Please work out how many lines in the material contain "them" and give only that figure.

-- BEGIN SUPPLIED INFORMATION --

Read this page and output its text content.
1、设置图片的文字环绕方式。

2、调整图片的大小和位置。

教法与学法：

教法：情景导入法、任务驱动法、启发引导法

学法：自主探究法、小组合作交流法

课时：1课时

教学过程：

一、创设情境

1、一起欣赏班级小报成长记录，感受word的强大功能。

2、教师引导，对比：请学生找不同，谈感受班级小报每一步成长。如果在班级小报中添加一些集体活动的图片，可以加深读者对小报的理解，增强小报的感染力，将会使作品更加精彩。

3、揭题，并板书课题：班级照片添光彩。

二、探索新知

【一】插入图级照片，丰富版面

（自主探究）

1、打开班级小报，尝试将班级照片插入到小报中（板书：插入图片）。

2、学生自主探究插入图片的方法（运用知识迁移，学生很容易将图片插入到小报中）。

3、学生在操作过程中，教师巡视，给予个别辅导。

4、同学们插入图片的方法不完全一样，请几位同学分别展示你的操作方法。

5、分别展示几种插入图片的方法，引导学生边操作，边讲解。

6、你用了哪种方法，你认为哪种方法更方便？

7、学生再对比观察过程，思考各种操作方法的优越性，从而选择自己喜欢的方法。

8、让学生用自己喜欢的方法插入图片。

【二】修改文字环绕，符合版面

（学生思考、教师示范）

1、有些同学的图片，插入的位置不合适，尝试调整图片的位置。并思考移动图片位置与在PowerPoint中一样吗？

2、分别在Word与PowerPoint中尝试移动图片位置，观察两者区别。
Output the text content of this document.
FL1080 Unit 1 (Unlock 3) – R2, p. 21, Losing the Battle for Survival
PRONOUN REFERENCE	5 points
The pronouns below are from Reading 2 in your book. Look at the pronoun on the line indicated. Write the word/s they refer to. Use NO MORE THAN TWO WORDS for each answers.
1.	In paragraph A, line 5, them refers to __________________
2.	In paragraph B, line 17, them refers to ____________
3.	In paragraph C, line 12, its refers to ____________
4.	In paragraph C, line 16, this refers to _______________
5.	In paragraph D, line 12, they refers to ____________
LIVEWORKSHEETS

-- END SUPPLIED INFORMATION --

◆ **RESULT FOR THIS EXERCISE**:
2